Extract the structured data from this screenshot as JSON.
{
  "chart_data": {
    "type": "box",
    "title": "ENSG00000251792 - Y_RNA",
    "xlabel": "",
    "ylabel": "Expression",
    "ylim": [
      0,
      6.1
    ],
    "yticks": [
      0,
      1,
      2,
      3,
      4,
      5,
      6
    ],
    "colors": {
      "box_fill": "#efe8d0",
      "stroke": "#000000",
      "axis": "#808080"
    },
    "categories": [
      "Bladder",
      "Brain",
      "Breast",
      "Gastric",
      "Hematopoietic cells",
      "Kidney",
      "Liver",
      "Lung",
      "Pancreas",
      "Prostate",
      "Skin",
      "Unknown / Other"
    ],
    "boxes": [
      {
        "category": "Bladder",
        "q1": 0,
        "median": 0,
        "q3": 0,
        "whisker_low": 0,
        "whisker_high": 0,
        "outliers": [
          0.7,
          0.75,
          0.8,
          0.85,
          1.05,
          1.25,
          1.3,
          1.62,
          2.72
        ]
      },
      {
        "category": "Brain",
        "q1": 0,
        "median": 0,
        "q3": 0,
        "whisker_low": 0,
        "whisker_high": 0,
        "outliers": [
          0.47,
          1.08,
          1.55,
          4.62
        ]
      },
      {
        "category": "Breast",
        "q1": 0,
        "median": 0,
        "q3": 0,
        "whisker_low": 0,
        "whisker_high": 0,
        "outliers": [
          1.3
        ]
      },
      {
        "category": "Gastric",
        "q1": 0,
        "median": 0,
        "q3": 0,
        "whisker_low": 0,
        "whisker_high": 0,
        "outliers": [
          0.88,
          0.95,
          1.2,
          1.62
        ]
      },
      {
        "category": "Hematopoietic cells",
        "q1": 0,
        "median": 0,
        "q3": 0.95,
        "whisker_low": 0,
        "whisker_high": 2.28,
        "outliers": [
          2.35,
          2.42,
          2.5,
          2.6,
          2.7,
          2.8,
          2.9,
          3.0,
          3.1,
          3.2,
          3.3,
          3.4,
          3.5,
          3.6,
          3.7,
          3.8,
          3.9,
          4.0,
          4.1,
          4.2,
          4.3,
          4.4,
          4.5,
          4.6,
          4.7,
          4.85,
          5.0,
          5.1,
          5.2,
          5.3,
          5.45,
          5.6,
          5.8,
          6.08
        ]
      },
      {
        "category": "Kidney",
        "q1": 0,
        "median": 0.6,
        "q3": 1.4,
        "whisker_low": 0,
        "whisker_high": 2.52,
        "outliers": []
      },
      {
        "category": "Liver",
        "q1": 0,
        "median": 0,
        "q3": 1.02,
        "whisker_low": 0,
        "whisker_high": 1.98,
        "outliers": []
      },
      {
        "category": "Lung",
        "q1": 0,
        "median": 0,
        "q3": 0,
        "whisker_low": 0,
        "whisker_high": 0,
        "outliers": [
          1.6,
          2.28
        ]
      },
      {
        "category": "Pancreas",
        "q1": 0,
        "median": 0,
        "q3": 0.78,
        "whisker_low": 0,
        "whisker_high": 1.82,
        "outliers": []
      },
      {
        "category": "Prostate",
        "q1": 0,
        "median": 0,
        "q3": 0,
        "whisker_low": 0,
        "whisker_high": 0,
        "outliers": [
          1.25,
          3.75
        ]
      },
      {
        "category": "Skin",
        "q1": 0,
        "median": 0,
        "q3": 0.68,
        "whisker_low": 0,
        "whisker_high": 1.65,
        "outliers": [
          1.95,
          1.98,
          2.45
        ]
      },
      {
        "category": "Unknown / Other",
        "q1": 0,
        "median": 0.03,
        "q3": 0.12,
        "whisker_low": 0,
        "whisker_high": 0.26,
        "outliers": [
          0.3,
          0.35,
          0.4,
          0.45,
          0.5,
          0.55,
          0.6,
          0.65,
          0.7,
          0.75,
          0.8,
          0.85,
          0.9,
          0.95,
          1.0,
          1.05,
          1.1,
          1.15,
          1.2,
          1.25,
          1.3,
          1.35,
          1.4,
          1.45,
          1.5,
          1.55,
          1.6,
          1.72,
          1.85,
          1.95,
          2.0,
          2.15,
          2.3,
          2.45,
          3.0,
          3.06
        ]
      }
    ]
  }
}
******
Where in the entries does the word "Other" occur? Copy out each line that has it.

== Reply to the exercise ==
      "Unknown / Other"
        "category": "Unknown / Other",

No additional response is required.